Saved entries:

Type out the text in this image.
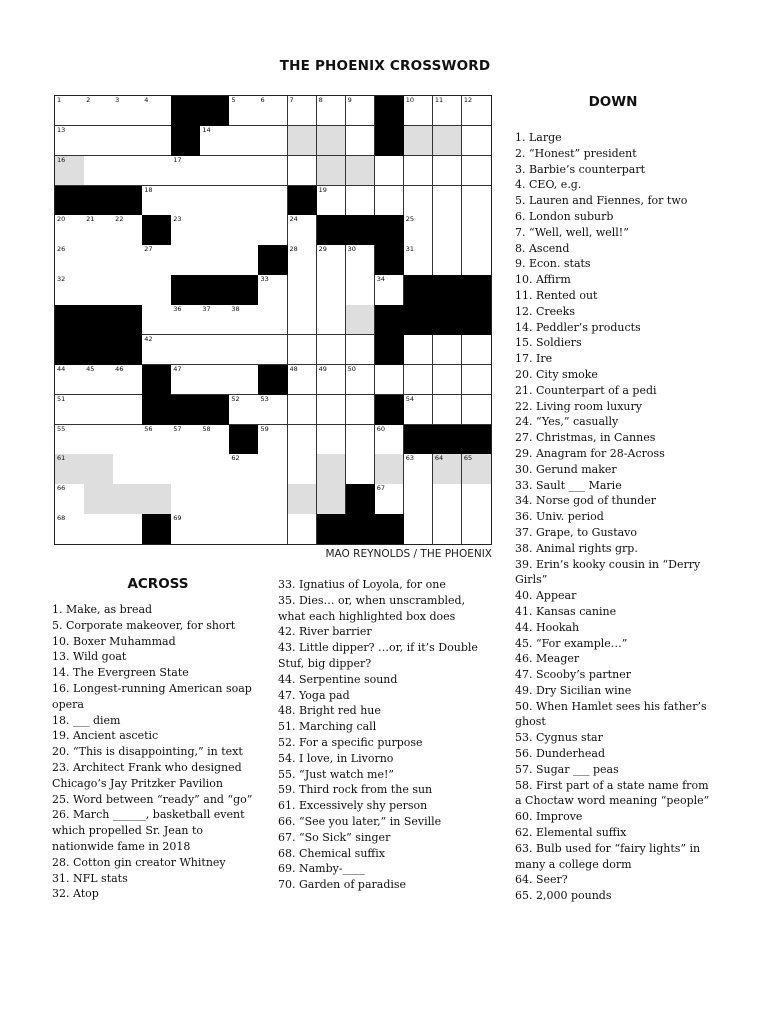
THE PHOENIX CROSSWORD
1	2	3	4	5	6	7	8	9	10	11	12
13	14
16	17
18	19
20	21	22	23	24	25
26	27	28	29	30	31
32	33	34
36	37	38
42
44	45	46	47	48	49	50
51	52	53	54
55	56	57	58	59	60
61	62	63	64	65
66	67
68	69
MAO REYNOLDS / THE PHOENIX
ACROSS

1. Make, as bread

5. Corporate makeover, for short

10. Boxer Muhammad

13. Wild goat

14. The Evergreen State

16. Longest-running American soap opera

18. ___ diem

19. Ancient ascetic

20. “This is disappointing,” in text

23. Architect Frank who designed Chicago’s Jay Pritzker Pavilion

25. Word between “ready” and “go”

26. March ______, basketball event which propelled Sr. Jean to nationwide fame in 2018

28. Cotton gin creator Whitney

31. NFL stats

32. Atop

33. Ignatius of Loyola, for one

35. Dies… or, when unscrambled, what each highlighted box does

42. River barrier

43. Little dipper? …or, if it’s Double Stuf, big dipper?

44. Serpentine sound

47. Yoga pad

48. Bright red hue

51. Marching call

52. For a specific purpose

54. I love, in Livorno

55. “Just watch me!”

59. Third rock from the sun

61. Excessively shy person

66. “See you later,” in Seville

67. “So Sick” singer

68. Chemical suffix

69. Namby-____

70. Garden of paradise

DOWN

1. Large

2. “Honest” president

3. Barbie’s counterpart

4. CEO, e.g.

5. Lauren and Fiennes, for two

6. London suburb

7. “Well, well, well!”

8. Ascend

9. Econ. stats

10. Affirm

11. Rented out

12. Creeks

14. Peddler’s products

15. Soldiers

17. Ire

20. City smoke

21. Counterpart of a pedi

22. Living room luxury

24. “Yes,” casually

27. Christmas, in Cannes

29. Anagram for 28-Across

30. Gerund maker

33. Sault ___ Marie

34. Norse god of thunder

36. Univ. period

37. Grape, to Gustavo

38. Animal rights grp.

39. Erin’s kooky cousin in “Derry Girls”

40. Appear

41. Kansas canine

44. Hookah

45. “For example…”

46. Meager

47. Scooby’s partner

49. Dry Sicilian wine

50. When Hamlet sees his father’s ghost

53. Cygnus star

56. Dunderhead

57. Sugar ___ peas

58. First part of a state name from a Choctaw word meaning “people”

60. Improve

62. Elemental suffix

63. Bulb used for “fairy lights” in many a college dorm

64. Seer?

65. 2,000 pounds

### Exercise instructions:
From the data above, write out everything exactly except the pictures.

### Written answer:
Type out the text in this image.
THE PHOENIX CROSSWORD
1	2	3	4	5	6	7	8	9	10	11	12
13	14
16	17
18	19
20	21	22	23	24	25
26	27	28	29	30	31
32	33	34
36	37	38
42
44	45	46	47	48	49	50
51	52	53	54
55	56	57	58	59	60
61	62	63	64	65
66	67
68	69
MAO REYNOLDS / THE PHOENIX
ACROSS

1. Make, as bread

5. Corporate makeover, for short

10. Boxer Muhammad

13. Wild goat

14. The Evergreen State

16. Longest-running American soap opera

18. ___ diem

19. Ancient ascetic

20. “This is disappointing,” in text

23. Architect Frank who designed Chicago’s Jay Pritzker Pavilion

25. Word between “ready” and “go”

26. March ______, basketball event which propelled Sr. Jean to nationwide fame in 2018

28. Cotton gin creator Whitney

31. NFL stats

32. Atop

33. Ignatius of Loyola, for one

35. Dies… or, when unscrambled, what each highlighted box does

42. River barrier

43. Little dipper? …or, if it’s Double Stuf, big dipper?

44. Serpentine sound

47. Yoga pad

48. Bright red hue

51. Marching call

52. For a specific purpose

54. I love, in Livorno

55. “Just watch me!”

59. Third rock from the sun

61. Excessively shy person

66. “See you later,” in Seville

67. “So Sick” singer

68. Chemical suffix

69. Namby-____

70. Garden of paradise

DOWN

1. Large

2. “Honest” president

3. Barbie’s counterpart

4. CEO, e.g.

5. Lauren and Fiennes, for two

6. London suburb

7. “Well, well, well!”

8. Ascend

9. Econ. stats

10. Affirm

11. Rented out

12. Creeks

14. Peddler’s products

15. Soldiers

17. Ire

20. City smoke

21. Counterpart of a pedi

22. Living room luxury

24. “Yes,” casually

27. Christmas, in Cannes

29. Anagram for 28-Across

30. Gerund maker

33. Sault ___ Marie

34. Norse god of thunder

36. Univ. period

37. Grape, to Gustavo

38. Animal rights grp.

39. Erin’s kooky cousin in “Derry Girls”

40. Appear

41. Kansas canine

44. Hookah

45. “For example…”

46. Meager

47. Scooby’s partner

49. Dry Sicilian wine

50. When Hamlet sees his father’s ghost

53. Cygnus star

56. Dunderhead

57. Sugar ___ peas

58. First part of a state name from a Choctaw word meaning “people”

60. Improve

62. Elemental suffix

63. Bulb used for “fairy lights” in many a college dorm

64. Seer?

65. 2,000 pounds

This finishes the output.